• What you have to do: Each entry below is to be given again word for word, with no pictures.

• Task inputs:
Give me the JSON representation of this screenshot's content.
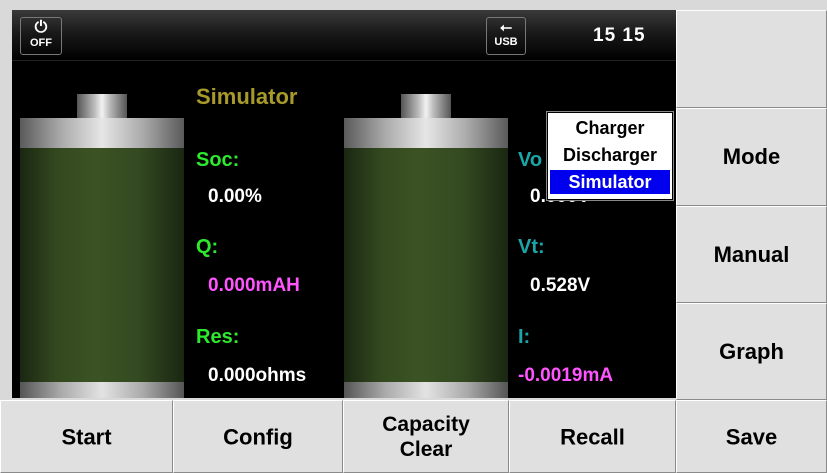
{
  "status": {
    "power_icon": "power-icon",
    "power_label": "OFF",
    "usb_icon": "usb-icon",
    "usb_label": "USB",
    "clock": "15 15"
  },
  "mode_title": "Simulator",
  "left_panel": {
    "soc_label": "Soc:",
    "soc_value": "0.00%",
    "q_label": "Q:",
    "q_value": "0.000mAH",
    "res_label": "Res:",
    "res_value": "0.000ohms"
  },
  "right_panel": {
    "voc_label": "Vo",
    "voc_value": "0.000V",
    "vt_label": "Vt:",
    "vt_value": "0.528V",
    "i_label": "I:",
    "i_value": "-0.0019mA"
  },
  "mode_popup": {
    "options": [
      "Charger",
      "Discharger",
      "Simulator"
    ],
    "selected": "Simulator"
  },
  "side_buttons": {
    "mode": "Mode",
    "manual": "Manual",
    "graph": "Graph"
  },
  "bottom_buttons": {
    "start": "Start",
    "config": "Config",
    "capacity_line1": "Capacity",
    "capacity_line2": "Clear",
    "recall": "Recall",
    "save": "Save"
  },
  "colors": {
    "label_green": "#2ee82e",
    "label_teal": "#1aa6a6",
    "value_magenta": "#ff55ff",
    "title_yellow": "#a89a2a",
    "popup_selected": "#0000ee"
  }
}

• Result of the task:
Give me the JSON representation of this screenshot's content.
{
  "status": {
    "power_icon": "power-icon",
    "power_label": "OFF",
    "usb_icon": "usb-icon",
    "usb_label": "USB",
    "clock": "15 15"
  },
  "mode_title": "Simulator",
  "left_panel": {
    "soc_label": "Soc:",
    "soc_value": "0.00%",
    "q_label": "Q:",
    "q_value": "0.000mAH",
    "res_label": "Res:",
    "res_value": "0.000ohms"
  },
  "right_panel": {
    "voc_label": "Vo",
    "voc_value": "0.000V",
    "vt_label": "Vt:",
    "vt_value": "0.528V",
    "i_label": "I:",
    "i_value": "-0.0019mA"
  },
  "mode_popup": {
    "options": [
      "Charger",
      "Discharger",
      "Simulator"
    ],
    "selected": "Simulator"
  },
  "side_buttons": {
    "mode": "Mode",
    "manual": "Manual",
    "graph": "Graph"
  },
  "bottom_buttons": {
    "start": "Start",
    "config": "Config",
    "capacity_line1": "Capacity",
    "capacity_line2": "Clear",
    "recall": "Recall",
    "save": "Save"
  },
  "colors": {
    "label_green": "#2ee82e",
    "label_teal": "#1aa6a6",
    "value_magenta": "#ff55ff",
    "title_yellow": "#a89a2a",
    "popup_selected": "#0000ee"
  }
}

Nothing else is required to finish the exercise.